● Your goal
Output the full listing word for word.

● Records shown
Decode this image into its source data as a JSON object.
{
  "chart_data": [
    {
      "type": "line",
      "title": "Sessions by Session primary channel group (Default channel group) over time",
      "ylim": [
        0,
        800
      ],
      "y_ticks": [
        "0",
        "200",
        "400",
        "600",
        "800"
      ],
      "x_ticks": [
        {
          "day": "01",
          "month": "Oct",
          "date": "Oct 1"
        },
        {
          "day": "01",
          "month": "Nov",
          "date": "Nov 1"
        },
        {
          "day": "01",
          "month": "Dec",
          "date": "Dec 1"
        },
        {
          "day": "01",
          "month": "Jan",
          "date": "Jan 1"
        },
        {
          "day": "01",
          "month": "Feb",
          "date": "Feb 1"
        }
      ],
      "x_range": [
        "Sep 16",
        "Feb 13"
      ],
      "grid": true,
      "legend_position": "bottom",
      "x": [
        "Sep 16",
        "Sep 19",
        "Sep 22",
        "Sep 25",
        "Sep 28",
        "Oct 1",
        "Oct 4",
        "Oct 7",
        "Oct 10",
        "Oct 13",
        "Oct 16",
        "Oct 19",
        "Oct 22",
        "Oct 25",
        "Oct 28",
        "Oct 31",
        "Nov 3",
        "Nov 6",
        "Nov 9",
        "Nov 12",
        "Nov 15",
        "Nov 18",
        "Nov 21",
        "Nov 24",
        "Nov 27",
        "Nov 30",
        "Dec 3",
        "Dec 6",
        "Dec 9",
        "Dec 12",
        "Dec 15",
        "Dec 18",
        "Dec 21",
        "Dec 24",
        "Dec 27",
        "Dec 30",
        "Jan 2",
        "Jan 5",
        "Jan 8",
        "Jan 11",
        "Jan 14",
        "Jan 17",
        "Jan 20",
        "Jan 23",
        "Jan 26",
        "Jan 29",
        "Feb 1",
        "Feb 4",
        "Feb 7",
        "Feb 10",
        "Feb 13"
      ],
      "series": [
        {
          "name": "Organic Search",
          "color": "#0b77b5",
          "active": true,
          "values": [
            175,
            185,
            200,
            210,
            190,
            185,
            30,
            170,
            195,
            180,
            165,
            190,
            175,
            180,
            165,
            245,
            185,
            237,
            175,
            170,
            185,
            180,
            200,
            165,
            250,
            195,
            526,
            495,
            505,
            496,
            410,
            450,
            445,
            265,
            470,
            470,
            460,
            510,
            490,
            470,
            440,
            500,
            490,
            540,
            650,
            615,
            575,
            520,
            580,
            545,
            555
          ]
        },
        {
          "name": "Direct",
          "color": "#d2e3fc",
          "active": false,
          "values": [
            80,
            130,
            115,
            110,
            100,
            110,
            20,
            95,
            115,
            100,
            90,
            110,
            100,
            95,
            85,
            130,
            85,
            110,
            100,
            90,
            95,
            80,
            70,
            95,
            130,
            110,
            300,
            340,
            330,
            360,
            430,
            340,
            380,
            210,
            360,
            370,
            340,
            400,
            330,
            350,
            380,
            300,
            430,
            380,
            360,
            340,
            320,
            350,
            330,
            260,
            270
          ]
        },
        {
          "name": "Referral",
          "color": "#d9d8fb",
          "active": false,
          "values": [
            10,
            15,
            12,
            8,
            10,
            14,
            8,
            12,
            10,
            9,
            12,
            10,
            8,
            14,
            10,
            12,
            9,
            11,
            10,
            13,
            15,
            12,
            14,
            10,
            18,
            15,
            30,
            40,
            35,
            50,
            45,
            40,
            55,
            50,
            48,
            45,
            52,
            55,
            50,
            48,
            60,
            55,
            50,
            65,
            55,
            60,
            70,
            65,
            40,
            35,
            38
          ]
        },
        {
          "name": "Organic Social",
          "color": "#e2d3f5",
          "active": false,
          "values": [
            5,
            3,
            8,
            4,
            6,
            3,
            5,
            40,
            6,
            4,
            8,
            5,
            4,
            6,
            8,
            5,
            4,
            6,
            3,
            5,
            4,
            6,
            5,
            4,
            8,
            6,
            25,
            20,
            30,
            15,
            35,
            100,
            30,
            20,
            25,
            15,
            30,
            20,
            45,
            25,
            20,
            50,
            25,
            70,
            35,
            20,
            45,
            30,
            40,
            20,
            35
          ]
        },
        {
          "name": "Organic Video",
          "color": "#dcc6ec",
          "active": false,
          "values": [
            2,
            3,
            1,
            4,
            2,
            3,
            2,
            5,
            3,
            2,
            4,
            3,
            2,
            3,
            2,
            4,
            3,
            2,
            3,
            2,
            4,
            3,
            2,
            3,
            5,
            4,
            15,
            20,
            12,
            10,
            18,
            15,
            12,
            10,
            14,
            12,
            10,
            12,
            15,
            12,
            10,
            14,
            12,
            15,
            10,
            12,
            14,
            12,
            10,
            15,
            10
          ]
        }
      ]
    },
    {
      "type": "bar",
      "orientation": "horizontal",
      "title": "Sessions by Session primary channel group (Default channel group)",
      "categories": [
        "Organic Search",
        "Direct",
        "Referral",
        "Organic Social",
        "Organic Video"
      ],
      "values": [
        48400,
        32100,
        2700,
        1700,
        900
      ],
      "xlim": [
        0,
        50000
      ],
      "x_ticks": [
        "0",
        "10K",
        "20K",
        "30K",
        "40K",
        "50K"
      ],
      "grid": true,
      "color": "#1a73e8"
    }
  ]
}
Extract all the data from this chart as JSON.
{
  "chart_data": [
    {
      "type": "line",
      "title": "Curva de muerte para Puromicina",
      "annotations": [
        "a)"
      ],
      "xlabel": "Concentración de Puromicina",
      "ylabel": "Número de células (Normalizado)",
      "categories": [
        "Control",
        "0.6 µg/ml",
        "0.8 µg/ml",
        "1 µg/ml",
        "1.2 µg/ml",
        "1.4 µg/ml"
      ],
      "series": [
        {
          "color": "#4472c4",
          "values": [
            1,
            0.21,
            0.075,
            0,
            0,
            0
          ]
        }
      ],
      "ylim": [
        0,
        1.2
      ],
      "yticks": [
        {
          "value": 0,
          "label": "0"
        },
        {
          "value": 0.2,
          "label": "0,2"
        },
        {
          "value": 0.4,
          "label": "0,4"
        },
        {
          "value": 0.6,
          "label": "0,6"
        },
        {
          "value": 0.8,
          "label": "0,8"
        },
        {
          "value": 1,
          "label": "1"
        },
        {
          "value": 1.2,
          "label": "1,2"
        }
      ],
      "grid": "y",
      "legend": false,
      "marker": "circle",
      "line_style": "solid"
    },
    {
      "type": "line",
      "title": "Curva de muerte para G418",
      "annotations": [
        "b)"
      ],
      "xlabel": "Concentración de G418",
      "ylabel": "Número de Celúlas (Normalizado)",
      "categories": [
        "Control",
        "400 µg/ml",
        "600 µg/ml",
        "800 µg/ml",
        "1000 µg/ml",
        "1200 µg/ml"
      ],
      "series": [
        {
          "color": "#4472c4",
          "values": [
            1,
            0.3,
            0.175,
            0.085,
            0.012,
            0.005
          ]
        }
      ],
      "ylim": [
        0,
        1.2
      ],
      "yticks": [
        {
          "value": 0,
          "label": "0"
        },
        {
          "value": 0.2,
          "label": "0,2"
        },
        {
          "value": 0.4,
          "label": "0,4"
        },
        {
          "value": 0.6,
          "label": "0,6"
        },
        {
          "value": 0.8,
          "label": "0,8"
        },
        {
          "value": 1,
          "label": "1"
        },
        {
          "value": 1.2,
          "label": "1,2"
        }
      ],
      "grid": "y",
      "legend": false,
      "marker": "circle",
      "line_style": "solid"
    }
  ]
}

● Result of the exercise
Decode this image into its source data as a JSON object.
{
  "chart_data": [
    {
      "type": "line",
      "title": "Sessions by Session primary channel group (Default channel group) over time",
      "ylim": [
        0,
        800
      ],
      "y_ticks": [
        "0",
        "200",
        "400",
        "600",
        "800"
      ],
      "x_ticks": [
        {
          "day": "01",
          "month": "Oct",
          "date": "Oct 1"
        },
        {
          "day": "01",
          "month": "Nov",
          "date": "Nov 1"
        },
        {
          "day": "01",
          "month": "Dec",
          "date": "Dec 1"
        },
        {
          "day": "01",
          "month": "Jan",
          "date": "Jan 1"
        },
        {
          "day": "01",
          "month": "Feb",
          "date": "Feb 1"
        }
      ],
      "x_range": [
        "Sep 16",
        "Feb 13"
      ],
      "grid": true,
      "legend_position": "bottom",
      "x": [
        "Sep 16",
        "Sep 19",
        "Sep 22",
        "Sep 25",
        "Sep 28",
        "Oct 1",
        "Oct 4",
        "Oct 7",
        "Oct 10",
        "Oct 13",
        "Oct 16",
        "Oct 19",
        "Oct 22",
        "Oct 25",
        "Oct 28",
        "Oct 31",
        "Nov 3",
        "Nov 6",
        "Nov 9",
        "Nov 12",
        "Nov 15",
        "Nov 18",
        "Nov 21",
        "Nov 24",
        "Nov 27",
        "Nov 30",
        "Dec 3",
        "Dec 6",
        "Dec 9",
        "Dec 12",
        "Dec 15",
        "Dec 18",
        "Dec 21",
        "Dec 24",
        "Dec 27",
        "Dec 30",
        "Jan 2",
        "Jan 5",
        "Jan 8",
        "Jan 11",
        "Jan 14",
        "Jan 17",
        "Jan 20",
        "Jan 23",
        "Jan 26",
        "Jan 29",
        "Feb 1",
        "Feb 4",
        "Feb 7",
        "Feb 10",
        "Feb 13"
      ],
      "series": [
        {
          "name": "Organic Search",
          "color": "#0b77b5",
          "active": true,
          "values": [
            175,
            185,
            200,
            210,
            190,
            185,
            30,
            170,
            195,
            180,
            165,
            190,
            175,
            180,
            165,
            245,
            185,
            237,
            175,
            170,
            185,
            180,
            200,
            165,
            250,
            195,
            526,
            495,
            505,
            496,
            410,
            450,
            445,
            265,
            470,
            470,
            460,
            510,
            490,
            470,
            440,
            500,
            490,
            540,
            650,
            615,
            575,
            520,
            580,
            545,
            555
          ]
        },
        {
          "name": "Direct",
          "color": "#d2e3fc",
          "active": false,
          "values": [
            80,
            130,
            115,
            110,
            100,
            110,
            20,
            95,
            115,
            100,
            90,
            110,
            100,
            95,
            85,
            130,
            85,
            110,
            100,
            90,
            95,
            80,
            70,
            95,
            130,
            110,
            300,
            340,
            330,
            360,
            430,
            340,
            380,
            210,
            360,
            370,
            340,
            400,
            330,
            350,
            380,
            300,
            430,
            380,
            360,
            340,
            320,
            350,
            330,
            260,
            270
          ]
        },
        {
          "name": "Referral",
          "color": "#d9d8fb",
          "active": false,
          "values": [
            10,
            15,
            12,
            8,
            10,
            14,
            8,
            12,
            10,
            9,
            12,
            10,
            8,
            14,
            10,
            12,
            9,
            11,
            10,
            13,
            15,
            12,
            14,
            10,
            18,
            15,
            30,
            40,
            35,
            50,
            45,
            40,
            55,
            50,
            48,
            45,
            52,
            55,
            50,
            48,
            60,
            55,
            50,
            65,
            55,
            60,
            70,
            65,
            40,
            35,
            38
          ]
        },
        {
          "name": "Organic Social",
          "color": "#e2d3f5",
          "active": false,
          "values": [
            5,
            3,
            8,
            4,
            6,
            3,
            5,
            40,
            6,
            4,
            8,
            5,
            4,
            6,
            8,
            5,
            4,
            6,
            3,
            5,
            4,
            6,
            5,
            4,
            8,
            6,
            25,
            20,
            30,
            15,
            35,
            100,
            30,
            20,
            25,
            15,
            30,
            20,
            45,
            25,
            20,
            50,
            25,
            70,
            35,
            20,
            45,
            30,
            40,
            20,
            35
          ]
        },
        {
          "name": "Organic Video",
          "color": "#dcc6ec",
          "active": false,
          "values": [
            2,
            3,
            1,
            4,
            2,
            3,
            2,
            5,
            3,
            2,
            4,
            3,
            2,
            3,
            2,
            4,
            3,
            2,
            3,
            2,
            4,
            3,
            2,
            3,
            5,
            4,
            15,
            20,
            12,
            10,
            18,
            15,
            12,
            10,
            14,
            12,
            10,
            12,
            15,
            12,
            10,
            14,
            12,
            15,
            10,
            12,
            14,
            12,
            10,
            15,
            10
          ]
        }
      ]
    },
    {
      "type": "bar",
      "orientation": "horizontal",
      "title": "Sessions by Session primary channel group (Default channel group)",
      "categories": [
        "Organic Search",
        "Direct",
        "Referral",
        "Organic Social",
        "Organic Video"
      ],
      "values": [
        48400,
        32100,
        2700,
        1700,
        900
      ],
      "xlim": [
        0,
        50000
      ],
      "x_ticks": [
        "0",
        "10K",
        "20K",
        "30K",
        "40K",
        "50K"
      ],
      "grid": true,
      "color": "#1a73e8"
    }
  ]
}
Extract all the data from this chart as JSON.
{
  "chart_data": [
    {
      "type": "line",
      "title": "Curva de muerte para Puromicina",
      "annotations": [
        "a)"
      ],
      "xlabel": "Concentración de Puromicina",
      "ylabel": "Número de células (Normalizado)",
      "categories": [
        "Control",
        "0.6 µg/ml",
        "0.8 µg/ml",
        "1 µg/ml",
        "1.2 µg/ml",
        "1.4 µg/ml"
      ],
      "series": [
        {
          "color": "#4472c4",
          "values": [
            1,
            0.21,
            0.075,
            0,
            0,
            0
          ]
        }
      ],
      "ylim": [
        0,
        1.2
      ],
      "yticks": [
        {
          "value": 0,
          "label": "0"
        },
        {
          "value": 0.2,
          "label": "0,2"
        },
        {
          "value": 0.4,
          "label": "0,4"
        },
        {
          "value": 0.6,
          "label": "0,6"
        },
        {
          "value": 0.8,
          "label": "0,8"
        },
        {
          "value": 1,
          "label": "1"
        },
        {
          "value": 1.2,
          "label": "1,2"
        }
      ],
      "grid": "y",
      "legend": false,
      "marker": "circle",
      "line_style": "solid"
    },
    {
      "type": "line",
      "title": "Curva de muerte para G418",
      "annotations": [
        "b)"
      ],
      "xlabel": "Concentración de G418",
      "ylabel": "Número de Celúlas (Normalizado)",
      "categories": [
        "Control",
        "400 µg/ml",
        "600 µg/ml",
        "800 µg/ml",
        "1000 µg/ml",
        "1200 µg/ml"
      ],
      "series": [
        {
          "color": "#4472c4",
          "values": [
            1,
            0.3,
            0.175,
            0.085,
            0.012,
            0.005
          ]
        }
      ],
      "ylim": [
        0,
        1.2
      ],
      "yticks": [
        {
          "value": 0,
          "label": "0"
        },
        {
          "value": 0.2,
          "label": "0,2"
        },
        {
          "value": 0.4,
          "label": "0,4"
        },
        {
          "value": 0.6,
          "label": "0,6"
        },
        {
          "value": 0.8,
          "label": "0,8"
        },
        {
          "value": 1,
          "label": "1"
        },
        {
          "value": 1.2,
          "label": "1,2"
        }
      ],
      "grid": "y",
      "legend": false,
      "marker": "circle",
      "line_style": "solid"
    }
  ]
}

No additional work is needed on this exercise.